Wikipedia:Reference desk/Archives/Computing/2017 September 7
Computing desk | ||
---|---|---|
< September 6 | << Aug | September | Oct >> | September 8 > |
Welcome to the Wikipedia Computing Reference Desk Archives |
---|
The page you are currently viewing is an archive page. While you can leave answers for any questions shown below, please ask new questions on one of the current reference desk pages. |
September 7
[edit]Stupid censorship question
[edit]For the past few weeks I've been following the troubles of Daily Stormer, which has been repeatedly denied basic DNS service. What I don't understand is that each time it actually has a DNS address, you can just "nslookup a dailystormer.whatever" and get some location like 198.251.90.113, which is a typical IP address that has a typical whois with some random company official who can and presumably is being hit with the typical tide of complaints, DDOS attacks, death threats etc. until the last quixotic believer in freedom of expression is purged from the internet. So the part I don't get is why do I keep reading about the attacks on the DNS servers and cave-ins by their maintainers and not attacks on the actual IP addresses of the magazine? Wnt (talk) 02:26, 7 September 2017 (UTC)
Respondent appears to have admitted their comment had zero to do with the topic Nil Einne (talk) 14:57, 9 September 2017 (UTC)
|
---|
|
- Are you sure only their DNS servers were DDoSed? For example, DreamHost was one of the targets [9] and while some of the sources confirm their DNS servers appeared to be affected it's not clear to me their web servers weren't. In any case, many of their recent hosts seem to have been like DreamHost and provided both DNS and web hosting. CloudFare also provided both DNS and CDN [10]. So ultimately whether you target their DNS hosting or web hosting or both you have the same company targeted. Their current host is definitely new [11] [12] [13]. I'm not sure if their current host provided DNS hosting but it's not like finding DNS hosting has been the issue anyway. The problem is they keep losing their domains, for reasons nothing to do with DNS hosting. Nil Einne (talk) 07:59, 7 September 2017 (UTC)
- P.S. I've perhaps oversimplified the difference between the CDN component and the reverse proxy component of something like CloudFare, although despite the pointless diversion above about read only sites, I'm not sure if it's that important in the context of this question. Nil Einne (talk) 05:57, 8 September 2017 (UTC)
- @Wnt: See https://imgs.xkcd.com/comics/free_speech.png and https://blog.cloudflare.com/why-we-terminated-daily-stormer/ (((The Quixotic Potato))) (talk) 08:07, 7 September 2017 (UTC)

* * * * *

■ Written tasks
1 > According to the reference desk thread, what did CloudFare provide besides DNS?
2 > Translate this sentence from the reference desk thread into French: "The problem is they keep losing their domains, for reasons nothing to do with DNS hosting."

Region boundary data:
* * * * *

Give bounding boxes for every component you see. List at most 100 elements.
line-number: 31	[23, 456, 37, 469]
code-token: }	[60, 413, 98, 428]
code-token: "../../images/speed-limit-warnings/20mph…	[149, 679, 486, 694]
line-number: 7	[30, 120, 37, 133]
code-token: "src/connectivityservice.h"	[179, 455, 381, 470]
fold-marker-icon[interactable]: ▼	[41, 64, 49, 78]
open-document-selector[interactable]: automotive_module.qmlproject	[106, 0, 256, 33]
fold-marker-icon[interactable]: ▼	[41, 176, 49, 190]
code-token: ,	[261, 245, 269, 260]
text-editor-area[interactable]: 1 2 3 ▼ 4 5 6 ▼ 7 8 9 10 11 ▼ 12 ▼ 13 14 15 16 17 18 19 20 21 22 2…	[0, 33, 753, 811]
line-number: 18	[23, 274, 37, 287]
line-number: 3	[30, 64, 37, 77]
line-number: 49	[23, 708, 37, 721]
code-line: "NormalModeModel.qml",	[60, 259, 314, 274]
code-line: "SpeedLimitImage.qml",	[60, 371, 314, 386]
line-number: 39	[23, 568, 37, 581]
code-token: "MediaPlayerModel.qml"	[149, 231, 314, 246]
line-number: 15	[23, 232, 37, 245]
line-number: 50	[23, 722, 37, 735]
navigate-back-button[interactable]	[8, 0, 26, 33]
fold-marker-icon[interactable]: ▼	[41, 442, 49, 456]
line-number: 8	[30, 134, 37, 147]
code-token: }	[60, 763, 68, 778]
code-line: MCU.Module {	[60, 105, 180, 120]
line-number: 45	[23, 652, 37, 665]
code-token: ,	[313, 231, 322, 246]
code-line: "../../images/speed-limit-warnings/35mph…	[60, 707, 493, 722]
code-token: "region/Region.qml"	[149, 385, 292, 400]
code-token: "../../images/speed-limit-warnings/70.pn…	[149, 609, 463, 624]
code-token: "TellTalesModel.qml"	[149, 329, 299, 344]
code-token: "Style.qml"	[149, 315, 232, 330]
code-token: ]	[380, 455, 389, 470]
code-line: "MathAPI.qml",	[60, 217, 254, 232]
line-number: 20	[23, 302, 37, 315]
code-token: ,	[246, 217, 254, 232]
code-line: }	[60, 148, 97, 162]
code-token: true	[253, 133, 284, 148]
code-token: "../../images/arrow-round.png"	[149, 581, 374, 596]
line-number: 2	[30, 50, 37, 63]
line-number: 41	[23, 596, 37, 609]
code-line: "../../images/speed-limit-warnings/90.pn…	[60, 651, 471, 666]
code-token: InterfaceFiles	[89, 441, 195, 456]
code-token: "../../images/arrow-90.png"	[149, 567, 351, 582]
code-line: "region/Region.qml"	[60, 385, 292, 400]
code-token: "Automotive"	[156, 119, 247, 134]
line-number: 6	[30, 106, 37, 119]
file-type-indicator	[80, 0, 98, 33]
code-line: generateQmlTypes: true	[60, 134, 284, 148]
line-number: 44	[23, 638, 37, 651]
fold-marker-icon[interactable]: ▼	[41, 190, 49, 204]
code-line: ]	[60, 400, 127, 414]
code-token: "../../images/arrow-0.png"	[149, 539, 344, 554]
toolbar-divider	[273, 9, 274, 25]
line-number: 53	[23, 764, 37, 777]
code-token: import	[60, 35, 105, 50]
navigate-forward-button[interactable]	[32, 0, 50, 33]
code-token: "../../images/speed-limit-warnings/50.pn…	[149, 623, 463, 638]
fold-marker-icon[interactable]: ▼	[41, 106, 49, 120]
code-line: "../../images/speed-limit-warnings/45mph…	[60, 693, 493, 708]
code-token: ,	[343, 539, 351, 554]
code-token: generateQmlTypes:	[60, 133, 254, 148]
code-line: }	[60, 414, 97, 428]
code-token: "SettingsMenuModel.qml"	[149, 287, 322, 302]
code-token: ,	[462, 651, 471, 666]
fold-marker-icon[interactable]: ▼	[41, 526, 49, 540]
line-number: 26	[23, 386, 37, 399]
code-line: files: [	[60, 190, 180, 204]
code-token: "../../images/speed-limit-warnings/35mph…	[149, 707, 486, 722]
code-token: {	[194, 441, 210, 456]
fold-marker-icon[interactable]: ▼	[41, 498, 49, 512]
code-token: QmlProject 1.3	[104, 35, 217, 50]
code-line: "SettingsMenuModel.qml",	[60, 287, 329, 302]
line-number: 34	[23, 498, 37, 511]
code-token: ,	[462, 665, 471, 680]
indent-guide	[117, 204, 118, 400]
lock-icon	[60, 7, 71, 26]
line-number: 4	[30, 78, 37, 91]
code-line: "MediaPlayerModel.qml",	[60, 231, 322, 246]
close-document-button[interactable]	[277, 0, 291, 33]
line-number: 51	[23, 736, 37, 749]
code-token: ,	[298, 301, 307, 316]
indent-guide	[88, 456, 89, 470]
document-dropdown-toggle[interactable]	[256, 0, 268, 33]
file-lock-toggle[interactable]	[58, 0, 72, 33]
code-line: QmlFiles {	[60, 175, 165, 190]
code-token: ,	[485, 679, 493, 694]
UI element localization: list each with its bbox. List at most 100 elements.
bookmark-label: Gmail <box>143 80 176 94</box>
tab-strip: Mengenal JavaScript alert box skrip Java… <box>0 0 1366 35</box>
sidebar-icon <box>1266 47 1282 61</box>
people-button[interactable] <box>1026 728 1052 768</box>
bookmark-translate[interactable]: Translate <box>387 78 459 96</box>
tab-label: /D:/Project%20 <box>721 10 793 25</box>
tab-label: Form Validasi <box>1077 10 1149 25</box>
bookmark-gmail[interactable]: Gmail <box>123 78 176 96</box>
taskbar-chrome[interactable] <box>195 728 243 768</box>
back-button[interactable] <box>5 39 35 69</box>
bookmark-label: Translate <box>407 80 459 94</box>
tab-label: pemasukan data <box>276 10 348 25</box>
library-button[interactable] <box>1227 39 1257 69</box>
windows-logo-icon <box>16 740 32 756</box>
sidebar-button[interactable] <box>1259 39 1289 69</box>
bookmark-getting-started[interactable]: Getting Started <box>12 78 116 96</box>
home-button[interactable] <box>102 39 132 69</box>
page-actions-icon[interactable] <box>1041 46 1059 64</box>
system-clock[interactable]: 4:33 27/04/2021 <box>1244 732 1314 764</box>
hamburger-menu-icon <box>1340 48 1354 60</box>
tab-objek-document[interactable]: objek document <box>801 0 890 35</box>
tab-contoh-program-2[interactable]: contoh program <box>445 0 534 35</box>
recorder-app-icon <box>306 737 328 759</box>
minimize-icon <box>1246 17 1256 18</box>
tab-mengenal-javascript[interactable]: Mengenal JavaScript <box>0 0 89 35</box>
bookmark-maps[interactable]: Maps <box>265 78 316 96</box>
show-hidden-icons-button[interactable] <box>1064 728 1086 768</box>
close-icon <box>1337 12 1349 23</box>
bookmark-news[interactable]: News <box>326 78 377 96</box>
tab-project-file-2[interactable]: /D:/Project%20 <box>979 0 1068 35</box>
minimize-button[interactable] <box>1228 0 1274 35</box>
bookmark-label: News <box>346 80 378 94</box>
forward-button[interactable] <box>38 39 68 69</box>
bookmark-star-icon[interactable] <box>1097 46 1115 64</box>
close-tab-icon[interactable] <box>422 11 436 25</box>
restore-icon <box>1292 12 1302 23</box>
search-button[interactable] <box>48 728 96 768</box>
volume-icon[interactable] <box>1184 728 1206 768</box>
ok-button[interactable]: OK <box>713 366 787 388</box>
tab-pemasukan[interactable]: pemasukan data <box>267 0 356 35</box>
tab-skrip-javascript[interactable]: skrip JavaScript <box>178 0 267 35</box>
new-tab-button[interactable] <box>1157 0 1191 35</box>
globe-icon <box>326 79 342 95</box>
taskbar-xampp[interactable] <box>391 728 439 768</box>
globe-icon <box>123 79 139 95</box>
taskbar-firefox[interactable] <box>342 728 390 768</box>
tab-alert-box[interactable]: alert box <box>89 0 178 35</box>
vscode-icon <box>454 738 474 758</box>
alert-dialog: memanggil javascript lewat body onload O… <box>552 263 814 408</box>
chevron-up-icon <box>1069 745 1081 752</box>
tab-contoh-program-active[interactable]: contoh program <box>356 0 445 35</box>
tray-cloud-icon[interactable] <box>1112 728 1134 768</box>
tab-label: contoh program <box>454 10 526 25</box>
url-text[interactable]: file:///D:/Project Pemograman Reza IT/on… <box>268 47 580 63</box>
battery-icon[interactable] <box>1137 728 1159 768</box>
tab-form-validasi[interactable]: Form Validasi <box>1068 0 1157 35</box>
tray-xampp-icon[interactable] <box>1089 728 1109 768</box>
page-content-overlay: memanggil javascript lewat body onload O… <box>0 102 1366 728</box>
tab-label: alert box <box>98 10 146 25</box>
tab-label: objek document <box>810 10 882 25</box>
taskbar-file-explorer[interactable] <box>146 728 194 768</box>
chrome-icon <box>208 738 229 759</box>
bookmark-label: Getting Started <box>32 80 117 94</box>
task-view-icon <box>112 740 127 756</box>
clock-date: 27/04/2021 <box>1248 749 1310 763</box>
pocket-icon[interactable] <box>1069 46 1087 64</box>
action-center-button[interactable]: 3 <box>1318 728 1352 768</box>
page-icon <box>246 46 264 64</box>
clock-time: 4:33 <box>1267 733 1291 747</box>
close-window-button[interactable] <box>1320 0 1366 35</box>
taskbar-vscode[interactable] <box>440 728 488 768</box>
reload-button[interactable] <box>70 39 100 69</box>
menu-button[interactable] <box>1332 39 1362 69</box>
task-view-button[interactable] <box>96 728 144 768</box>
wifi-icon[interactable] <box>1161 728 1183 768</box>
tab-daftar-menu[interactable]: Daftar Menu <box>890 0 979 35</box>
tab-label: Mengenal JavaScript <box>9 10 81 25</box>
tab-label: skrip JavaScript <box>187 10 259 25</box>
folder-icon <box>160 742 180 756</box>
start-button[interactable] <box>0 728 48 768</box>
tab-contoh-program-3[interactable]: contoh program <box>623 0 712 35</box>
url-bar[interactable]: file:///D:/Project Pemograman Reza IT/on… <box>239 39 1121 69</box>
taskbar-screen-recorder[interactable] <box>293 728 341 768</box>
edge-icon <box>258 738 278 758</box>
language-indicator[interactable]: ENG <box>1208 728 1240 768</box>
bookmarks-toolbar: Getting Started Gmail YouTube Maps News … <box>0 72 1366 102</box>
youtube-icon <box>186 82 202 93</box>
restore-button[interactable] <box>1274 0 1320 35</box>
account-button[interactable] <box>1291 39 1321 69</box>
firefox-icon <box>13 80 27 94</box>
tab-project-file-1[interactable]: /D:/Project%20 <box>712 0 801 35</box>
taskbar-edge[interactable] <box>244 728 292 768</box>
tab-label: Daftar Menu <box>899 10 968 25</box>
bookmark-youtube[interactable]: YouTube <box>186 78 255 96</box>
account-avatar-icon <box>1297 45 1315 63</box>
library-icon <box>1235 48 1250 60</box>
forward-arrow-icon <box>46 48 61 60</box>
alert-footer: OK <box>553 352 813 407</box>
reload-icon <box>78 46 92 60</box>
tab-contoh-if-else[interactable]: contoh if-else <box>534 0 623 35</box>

* * * * *

■ Solutions for each task
1 > A CDN.

2 > Le problème, c'est qu'ils perdent sans cesse leurs domaines, pour des raisons qui n'ont rien à voir avec l'hébergement DNS.